(Raw records)

··········

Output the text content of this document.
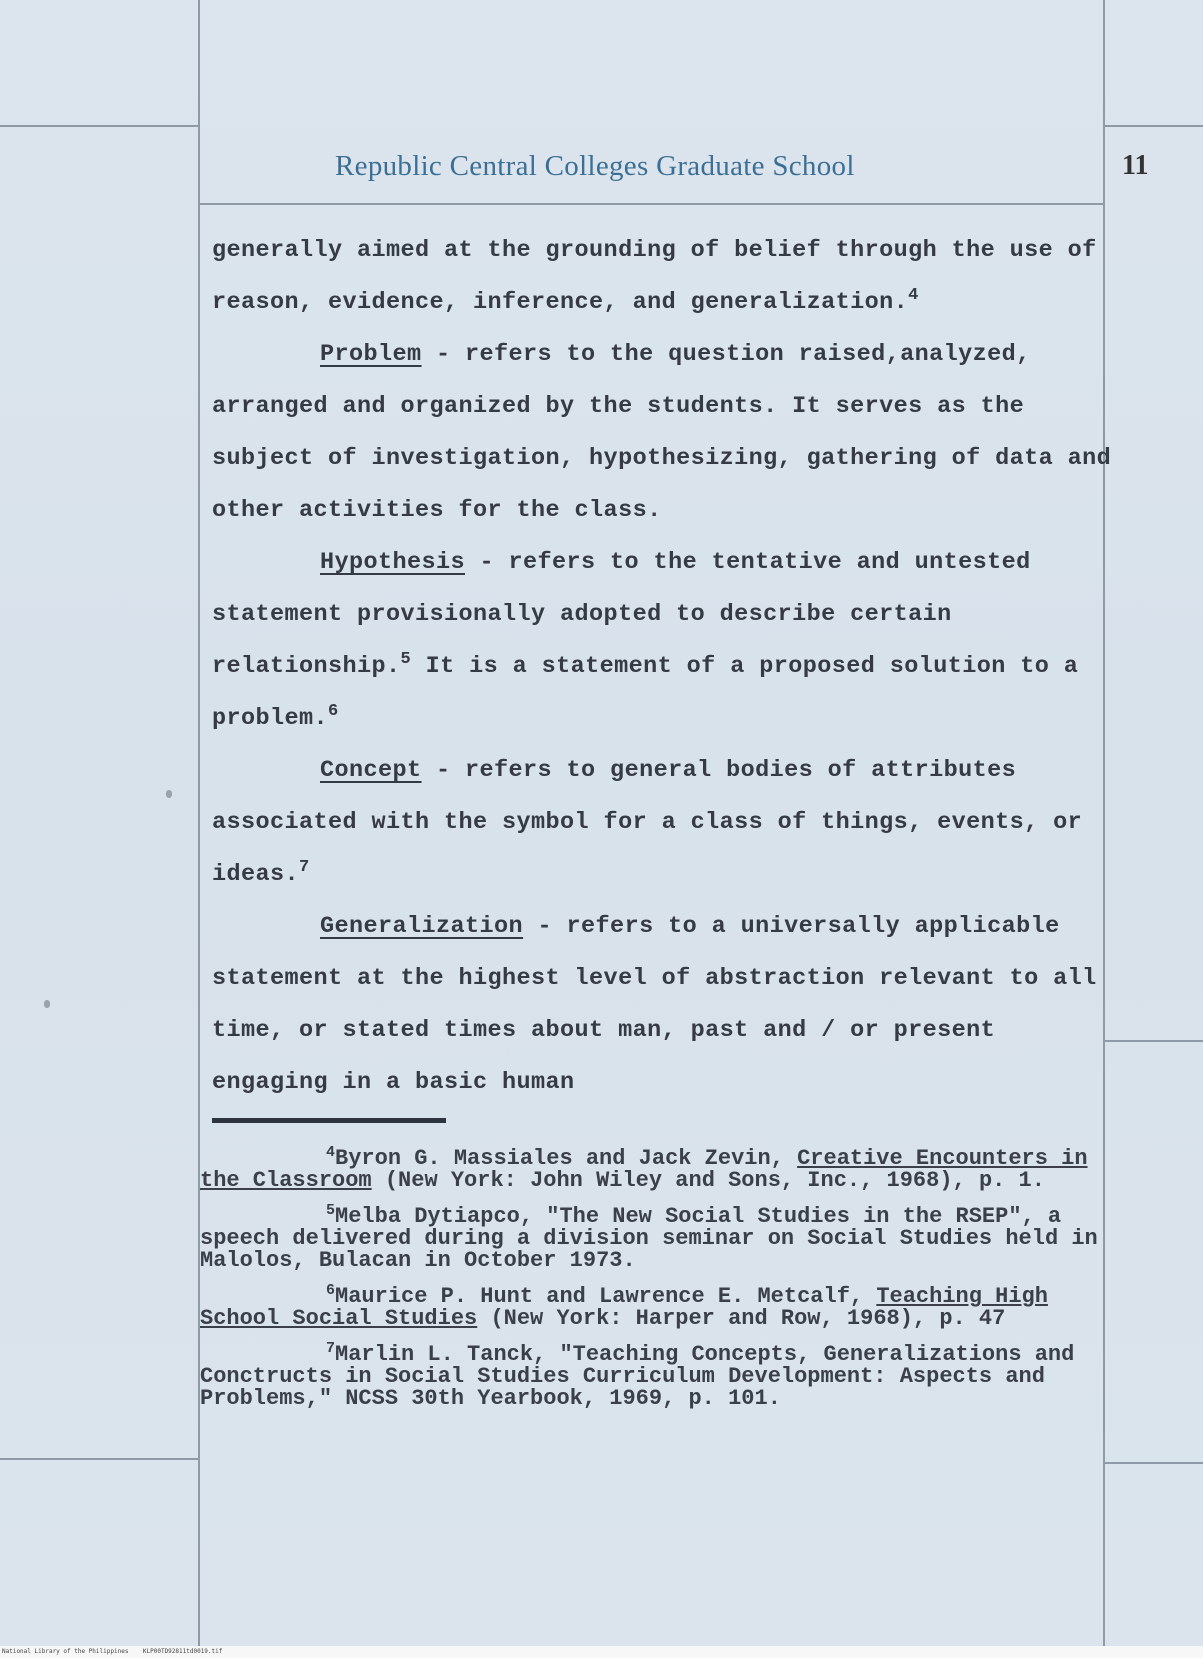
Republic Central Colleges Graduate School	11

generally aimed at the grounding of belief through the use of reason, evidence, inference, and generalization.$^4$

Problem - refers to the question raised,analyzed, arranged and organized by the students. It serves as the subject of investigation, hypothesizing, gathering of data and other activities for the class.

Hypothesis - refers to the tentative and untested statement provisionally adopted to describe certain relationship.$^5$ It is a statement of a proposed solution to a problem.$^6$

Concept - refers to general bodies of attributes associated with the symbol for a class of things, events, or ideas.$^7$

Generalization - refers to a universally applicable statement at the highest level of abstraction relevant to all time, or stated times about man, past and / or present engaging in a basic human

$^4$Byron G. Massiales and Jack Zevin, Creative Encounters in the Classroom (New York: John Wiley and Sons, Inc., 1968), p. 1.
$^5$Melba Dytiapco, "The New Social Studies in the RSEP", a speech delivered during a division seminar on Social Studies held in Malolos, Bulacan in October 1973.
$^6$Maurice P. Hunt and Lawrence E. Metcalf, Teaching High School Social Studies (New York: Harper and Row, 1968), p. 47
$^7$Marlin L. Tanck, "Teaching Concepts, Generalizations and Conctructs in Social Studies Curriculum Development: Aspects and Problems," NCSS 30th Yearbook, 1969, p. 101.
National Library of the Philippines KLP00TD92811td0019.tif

··········

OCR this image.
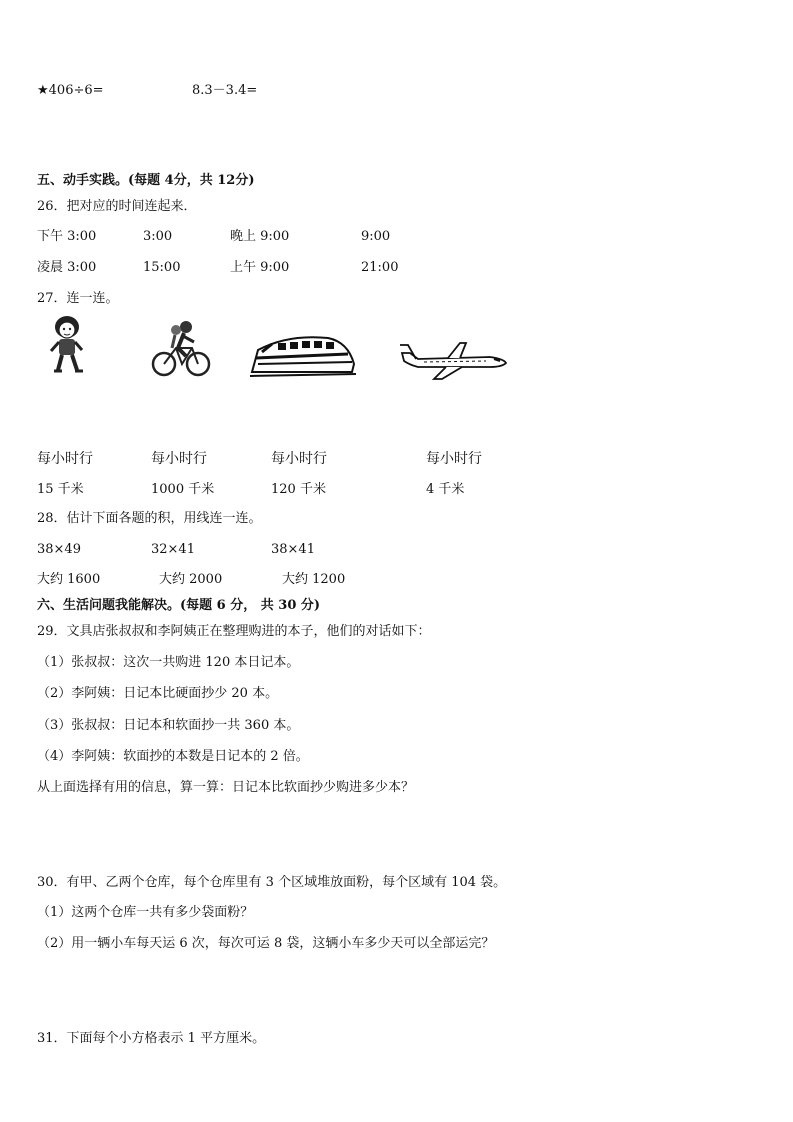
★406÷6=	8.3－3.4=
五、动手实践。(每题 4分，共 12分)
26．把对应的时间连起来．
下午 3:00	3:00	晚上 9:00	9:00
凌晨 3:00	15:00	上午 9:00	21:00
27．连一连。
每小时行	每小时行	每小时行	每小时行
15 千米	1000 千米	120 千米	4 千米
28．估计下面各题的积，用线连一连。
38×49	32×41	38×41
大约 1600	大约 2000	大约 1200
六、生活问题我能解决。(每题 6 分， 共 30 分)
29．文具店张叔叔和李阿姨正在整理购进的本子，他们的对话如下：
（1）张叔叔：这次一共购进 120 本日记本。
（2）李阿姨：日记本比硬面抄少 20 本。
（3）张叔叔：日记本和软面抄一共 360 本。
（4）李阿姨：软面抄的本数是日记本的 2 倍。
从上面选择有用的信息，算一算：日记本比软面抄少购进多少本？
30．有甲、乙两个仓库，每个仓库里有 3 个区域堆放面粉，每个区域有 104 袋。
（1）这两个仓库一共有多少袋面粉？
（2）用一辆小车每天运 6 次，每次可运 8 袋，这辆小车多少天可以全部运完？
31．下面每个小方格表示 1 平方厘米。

··········

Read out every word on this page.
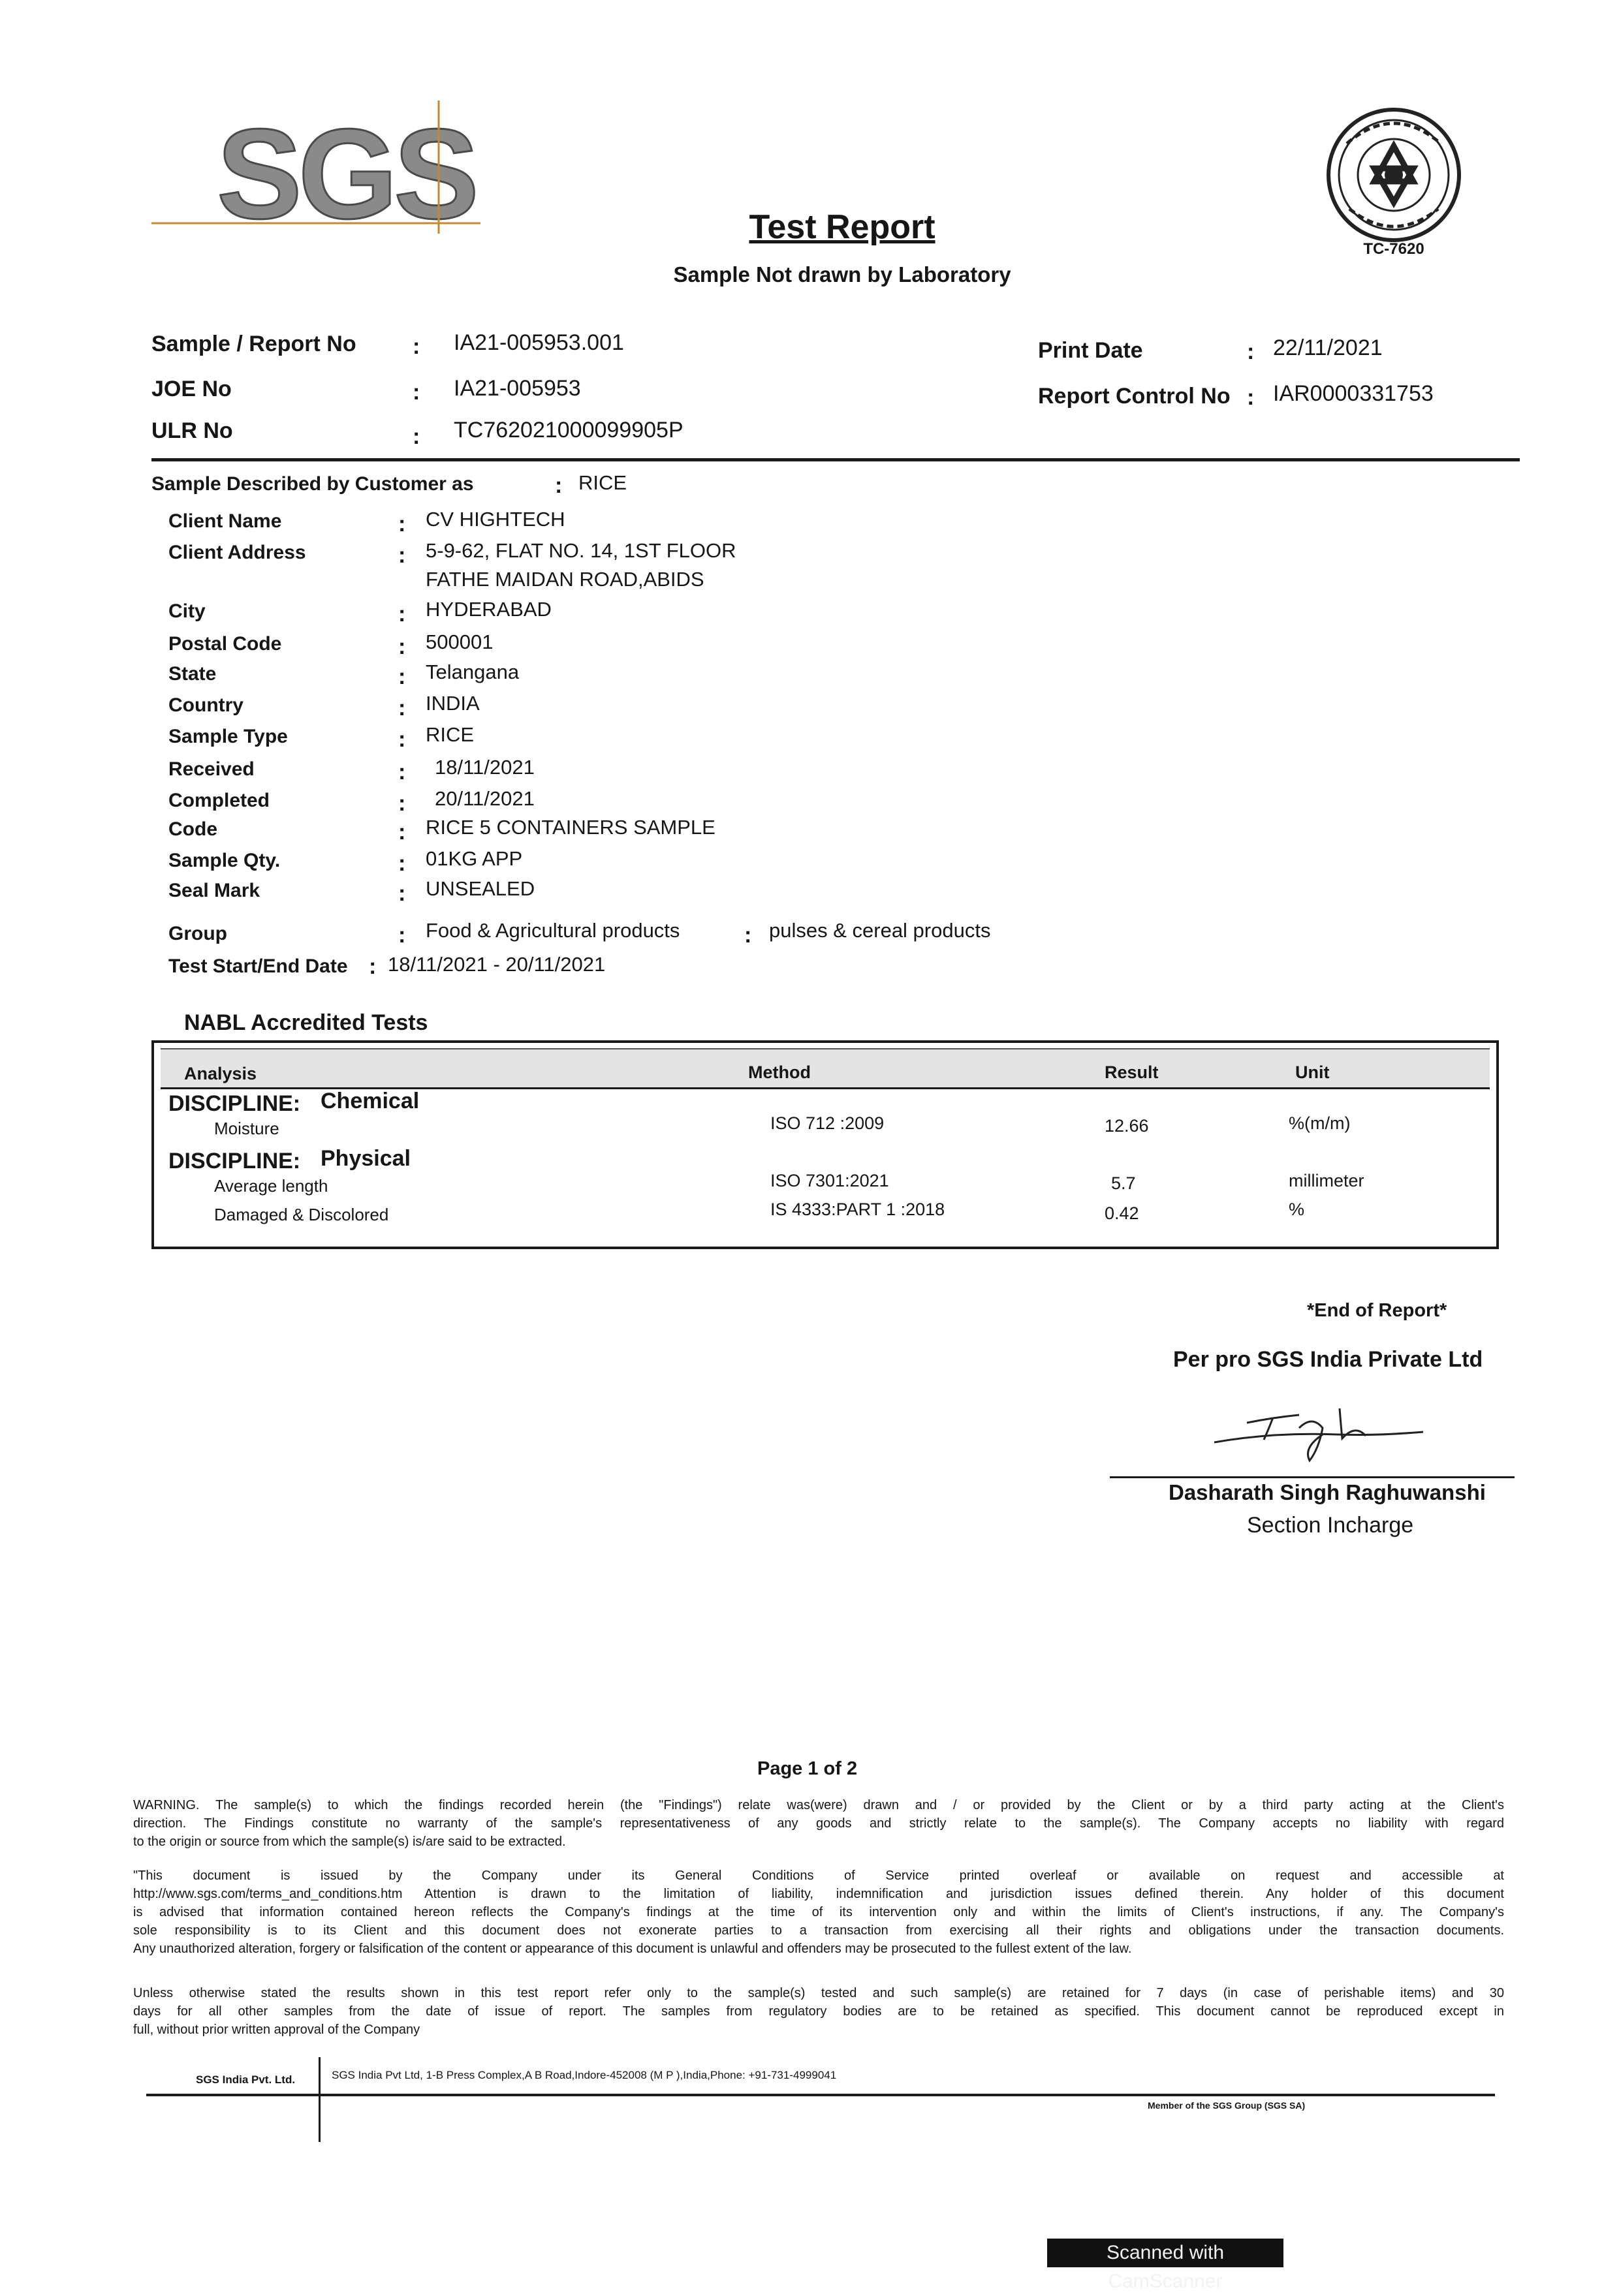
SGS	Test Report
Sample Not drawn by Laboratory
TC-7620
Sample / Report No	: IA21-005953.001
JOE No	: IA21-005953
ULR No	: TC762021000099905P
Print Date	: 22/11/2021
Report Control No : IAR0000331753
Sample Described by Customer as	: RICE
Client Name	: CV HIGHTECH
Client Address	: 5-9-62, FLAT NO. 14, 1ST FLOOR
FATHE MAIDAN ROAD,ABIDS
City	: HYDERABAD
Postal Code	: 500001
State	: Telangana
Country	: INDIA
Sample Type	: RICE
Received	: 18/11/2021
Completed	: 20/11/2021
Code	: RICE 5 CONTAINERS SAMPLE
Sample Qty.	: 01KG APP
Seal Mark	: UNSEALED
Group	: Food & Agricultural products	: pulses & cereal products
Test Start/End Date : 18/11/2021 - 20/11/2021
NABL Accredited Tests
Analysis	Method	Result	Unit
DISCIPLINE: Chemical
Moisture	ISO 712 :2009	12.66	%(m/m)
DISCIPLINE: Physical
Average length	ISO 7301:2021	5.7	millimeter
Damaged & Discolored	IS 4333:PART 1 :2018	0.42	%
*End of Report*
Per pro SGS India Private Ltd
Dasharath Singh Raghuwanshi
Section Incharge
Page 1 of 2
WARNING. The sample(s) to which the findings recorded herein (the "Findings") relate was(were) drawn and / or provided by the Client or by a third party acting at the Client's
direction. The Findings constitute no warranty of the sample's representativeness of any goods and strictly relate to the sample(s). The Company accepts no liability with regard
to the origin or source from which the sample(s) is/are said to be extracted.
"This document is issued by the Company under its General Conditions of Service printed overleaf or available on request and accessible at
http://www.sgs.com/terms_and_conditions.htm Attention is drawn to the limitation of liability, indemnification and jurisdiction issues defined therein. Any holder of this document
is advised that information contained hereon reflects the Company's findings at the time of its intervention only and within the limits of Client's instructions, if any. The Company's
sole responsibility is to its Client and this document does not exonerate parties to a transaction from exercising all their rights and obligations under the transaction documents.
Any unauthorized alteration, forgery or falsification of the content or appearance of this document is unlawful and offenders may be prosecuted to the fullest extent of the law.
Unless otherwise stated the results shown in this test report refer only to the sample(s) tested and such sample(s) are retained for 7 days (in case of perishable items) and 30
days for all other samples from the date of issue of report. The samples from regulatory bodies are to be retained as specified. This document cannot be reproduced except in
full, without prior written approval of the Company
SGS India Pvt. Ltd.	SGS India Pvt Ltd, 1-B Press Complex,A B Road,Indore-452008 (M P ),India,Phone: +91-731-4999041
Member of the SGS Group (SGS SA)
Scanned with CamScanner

··········

▶ _JOB_
Gather each line in these records that contains the string "liability".

▶ _SOLUTION FOR THIS EXERCISE_
direction. The Findings constitute no warranty of the sample's representativeness of any goods and strictly relate to the sample(s). The Company accepts no liability with regard
http://www.sgs.com/terms_and_conditions.htm Attention is drawn to the limitation of liability, indemnification and jurisdiction issues defined therein. Any holder of this document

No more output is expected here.